### Task instructions
Copy each line of the material below that includes the string "Visualization".

### Stored rows
───

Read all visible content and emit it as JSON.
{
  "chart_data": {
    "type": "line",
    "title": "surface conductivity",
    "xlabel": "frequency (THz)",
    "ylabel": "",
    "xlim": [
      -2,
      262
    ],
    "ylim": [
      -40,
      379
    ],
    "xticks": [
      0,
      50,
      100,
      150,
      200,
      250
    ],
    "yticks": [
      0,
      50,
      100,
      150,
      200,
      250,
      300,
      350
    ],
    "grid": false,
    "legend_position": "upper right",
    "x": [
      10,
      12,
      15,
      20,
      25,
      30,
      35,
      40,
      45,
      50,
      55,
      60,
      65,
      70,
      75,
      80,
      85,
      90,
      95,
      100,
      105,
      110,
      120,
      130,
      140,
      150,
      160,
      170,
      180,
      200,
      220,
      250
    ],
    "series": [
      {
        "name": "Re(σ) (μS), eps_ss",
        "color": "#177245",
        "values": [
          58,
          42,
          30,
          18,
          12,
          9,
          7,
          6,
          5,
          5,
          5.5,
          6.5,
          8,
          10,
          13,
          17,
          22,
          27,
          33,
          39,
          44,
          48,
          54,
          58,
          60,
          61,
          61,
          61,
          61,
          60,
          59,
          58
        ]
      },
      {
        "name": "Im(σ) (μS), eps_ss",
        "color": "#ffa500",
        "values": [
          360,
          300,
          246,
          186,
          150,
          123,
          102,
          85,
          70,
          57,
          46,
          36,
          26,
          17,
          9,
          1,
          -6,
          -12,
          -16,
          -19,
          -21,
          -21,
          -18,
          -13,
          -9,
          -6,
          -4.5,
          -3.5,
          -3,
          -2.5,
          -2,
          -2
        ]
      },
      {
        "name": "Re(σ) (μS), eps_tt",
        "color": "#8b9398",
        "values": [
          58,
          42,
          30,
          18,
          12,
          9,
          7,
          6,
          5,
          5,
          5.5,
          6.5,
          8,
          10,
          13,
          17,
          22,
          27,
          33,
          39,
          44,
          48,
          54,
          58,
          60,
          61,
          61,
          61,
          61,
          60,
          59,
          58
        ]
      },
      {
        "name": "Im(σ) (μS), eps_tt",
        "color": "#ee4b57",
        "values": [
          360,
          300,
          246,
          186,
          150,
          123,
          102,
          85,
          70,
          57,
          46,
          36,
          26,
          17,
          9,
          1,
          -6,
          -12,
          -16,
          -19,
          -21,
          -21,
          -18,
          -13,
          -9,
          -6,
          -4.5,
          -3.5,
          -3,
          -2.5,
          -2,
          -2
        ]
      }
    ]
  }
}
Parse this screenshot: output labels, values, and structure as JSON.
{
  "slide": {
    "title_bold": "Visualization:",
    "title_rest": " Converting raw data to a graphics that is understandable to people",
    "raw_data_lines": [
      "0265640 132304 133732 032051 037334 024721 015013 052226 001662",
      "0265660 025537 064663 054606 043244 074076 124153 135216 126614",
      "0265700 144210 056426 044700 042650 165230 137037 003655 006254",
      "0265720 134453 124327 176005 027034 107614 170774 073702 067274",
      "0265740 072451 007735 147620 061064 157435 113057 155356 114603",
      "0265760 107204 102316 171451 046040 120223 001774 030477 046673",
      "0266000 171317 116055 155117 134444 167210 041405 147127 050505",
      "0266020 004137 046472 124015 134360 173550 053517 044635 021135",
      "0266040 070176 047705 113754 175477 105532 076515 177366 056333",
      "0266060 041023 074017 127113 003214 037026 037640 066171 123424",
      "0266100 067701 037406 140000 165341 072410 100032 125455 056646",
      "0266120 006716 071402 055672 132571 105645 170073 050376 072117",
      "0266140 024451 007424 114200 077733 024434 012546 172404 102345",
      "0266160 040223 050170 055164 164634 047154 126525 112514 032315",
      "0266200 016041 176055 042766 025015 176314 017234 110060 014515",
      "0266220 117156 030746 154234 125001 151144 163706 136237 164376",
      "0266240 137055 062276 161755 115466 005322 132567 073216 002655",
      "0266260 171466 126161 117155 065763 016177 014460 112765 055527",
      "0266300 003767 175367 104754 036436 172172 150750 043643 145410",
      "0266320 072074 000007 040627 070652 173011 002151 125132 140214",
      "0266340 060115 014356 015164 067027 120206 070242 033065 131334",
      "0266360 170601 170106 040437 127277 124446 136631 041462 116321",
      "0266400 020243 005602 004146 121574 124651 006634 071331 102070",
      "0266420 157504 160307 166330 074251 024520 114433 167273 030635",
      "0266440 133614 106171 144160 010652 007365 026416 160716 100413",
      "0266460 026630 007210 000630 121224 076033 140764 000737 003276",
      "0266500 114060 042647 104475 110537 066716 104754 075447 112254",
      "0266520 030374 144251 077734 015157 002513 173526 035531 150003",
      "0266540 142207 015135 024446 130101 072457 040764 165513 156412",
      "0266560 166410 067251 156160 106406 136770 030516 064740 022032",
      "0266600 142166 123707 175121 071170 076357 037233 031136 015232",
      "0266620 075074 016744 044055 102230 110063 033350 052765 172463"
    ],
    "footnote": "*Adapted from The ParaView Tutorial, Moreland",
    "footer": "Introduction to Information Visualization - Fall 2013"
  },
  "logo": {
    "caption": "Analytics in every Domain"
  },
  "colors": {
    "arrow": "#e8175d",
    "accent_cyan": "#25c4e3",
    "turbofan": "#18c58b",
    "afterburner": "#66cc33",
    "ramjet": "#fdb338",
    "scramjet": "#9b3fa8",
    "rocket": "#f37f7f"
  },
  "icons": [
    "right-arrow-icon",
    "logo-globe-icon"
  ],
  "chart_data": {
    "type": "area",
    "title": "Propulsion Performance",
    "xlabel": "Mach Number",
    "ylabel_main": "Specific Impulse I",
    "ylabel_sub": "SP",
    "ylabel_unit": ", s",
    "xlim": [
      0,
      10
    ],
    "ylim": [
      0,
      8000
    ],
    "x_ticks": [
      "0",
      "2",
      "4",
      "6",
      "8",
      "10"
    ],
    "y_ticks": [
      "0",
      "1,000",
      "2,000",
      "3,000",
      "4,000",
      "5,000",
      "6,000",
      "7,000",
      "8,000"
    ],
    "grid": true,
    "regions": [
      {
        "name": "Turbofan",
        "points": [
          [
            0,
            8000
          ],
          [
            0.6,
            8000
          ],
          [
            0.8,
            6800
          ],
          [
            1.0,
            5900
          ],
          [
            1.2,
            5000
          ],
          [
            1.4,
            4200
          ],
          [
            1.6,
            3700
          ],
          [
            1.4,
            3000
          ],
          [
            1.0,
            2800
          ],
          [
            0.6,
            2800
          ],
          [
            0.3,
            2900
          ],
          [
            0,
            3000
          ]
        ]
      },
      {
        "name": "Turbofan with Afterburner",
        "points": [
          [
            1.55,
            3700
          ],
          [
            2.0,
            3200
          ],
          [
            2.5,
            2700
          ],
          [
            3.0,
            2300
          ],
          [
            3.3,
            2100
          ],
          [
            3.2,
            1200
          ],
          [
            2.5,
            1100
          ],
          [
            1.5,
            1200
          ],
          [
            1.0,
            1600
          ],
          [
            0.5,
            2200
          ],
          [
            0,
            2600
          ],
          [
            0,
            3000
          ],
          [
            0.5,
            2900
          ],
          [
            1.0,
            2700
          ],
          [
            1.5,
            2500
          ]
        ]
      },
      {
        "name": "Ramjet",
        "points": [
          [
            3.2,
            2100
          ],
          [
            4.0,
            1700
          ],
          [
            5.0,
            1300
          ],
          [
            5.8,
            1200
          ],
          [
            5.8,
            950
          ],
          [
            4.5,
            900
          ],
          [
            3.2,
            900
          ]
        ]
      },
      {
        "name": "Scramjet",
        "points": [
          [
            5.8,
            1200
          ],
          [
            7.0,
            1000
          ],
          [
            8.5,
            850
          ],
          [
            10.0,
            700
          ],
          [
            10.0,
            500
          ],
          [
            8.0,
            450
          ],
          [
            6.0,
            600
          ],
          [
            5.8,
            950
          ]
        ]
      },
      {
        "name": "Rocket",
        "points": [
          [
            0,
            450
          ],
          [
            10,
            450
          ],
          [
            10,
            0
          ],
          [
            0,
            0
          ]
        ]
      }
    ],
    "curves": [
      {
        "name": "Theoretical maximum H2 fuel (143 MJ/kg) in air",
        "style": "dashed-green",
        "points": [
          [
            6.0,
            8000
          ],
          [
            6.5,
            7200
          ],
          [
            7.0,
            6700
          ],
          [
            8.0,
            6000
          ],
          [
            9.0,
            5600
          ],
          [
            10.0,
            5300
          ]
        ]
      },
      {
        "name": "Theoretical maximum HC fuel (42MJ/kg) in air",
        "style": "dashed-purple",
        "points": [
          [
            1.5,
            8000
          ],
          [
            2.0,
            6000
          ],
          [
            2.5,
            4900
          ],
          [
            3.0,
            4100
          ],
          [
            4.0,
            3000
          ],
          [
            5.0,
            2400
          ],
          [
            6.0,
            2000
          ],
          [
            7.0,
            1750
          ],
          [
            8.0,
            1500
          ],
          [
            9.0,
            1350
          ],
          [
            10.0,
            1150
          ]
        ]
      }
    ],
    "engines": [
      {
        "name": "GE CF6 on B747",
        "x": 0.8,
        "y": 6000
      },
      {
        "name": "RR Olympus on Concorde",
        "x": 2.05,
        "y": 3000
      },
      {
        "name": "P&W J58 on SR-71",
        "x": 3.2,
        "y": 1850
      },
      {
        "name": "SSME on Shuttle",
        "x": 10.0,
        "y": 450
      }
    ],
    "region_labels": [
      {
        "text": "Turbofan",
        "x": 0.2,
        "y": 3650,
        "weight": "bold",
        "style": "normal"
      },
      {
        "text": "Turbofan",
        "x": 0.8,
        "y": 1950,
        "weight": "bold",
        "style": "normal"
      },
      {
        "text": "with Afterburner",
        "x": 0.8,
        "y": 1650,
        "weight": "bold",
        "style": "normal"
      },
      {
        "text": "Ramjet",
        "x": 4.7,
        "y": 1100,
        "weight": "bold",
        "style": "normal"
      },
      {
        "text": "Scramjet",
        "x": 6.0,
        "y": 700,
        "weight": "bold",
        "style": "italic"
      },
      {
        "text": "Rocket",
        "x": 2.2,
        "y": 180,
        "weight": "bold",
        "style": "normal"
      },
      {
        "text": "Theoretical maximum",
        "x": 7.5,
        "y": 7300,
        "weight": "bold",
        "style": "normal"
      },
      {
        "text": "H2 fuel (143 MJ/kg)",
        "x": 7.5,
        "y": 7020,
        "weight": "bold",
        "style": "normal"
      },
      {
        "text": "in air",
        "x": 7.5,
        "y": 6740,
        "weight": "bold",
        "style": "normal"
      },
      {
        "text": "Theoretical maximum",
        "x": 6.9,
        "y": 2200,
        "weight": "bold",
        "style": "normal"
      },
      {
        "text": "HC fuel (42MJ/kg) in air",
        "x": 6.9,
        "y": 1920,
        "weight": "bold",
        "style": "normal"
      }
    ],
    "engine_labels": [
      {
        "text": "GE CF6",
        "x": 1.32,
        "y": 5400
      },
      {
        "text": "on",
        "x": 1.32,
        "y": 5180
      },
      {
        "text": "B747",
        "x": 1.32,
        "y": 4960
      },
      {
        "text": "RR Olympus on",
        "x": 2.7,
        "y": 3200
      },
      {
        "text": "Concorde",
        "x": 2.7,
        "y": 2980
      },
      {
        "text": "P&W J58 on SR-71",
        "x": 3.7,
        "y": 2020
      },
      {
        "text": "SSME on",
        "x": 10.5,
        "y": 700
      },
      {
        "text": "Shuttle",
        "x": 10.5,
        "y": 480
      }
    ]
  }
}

───

### Response below
    "title_bold": "Visualization:",
    "footer": "Introduction to Information Visualization - Fall 2013"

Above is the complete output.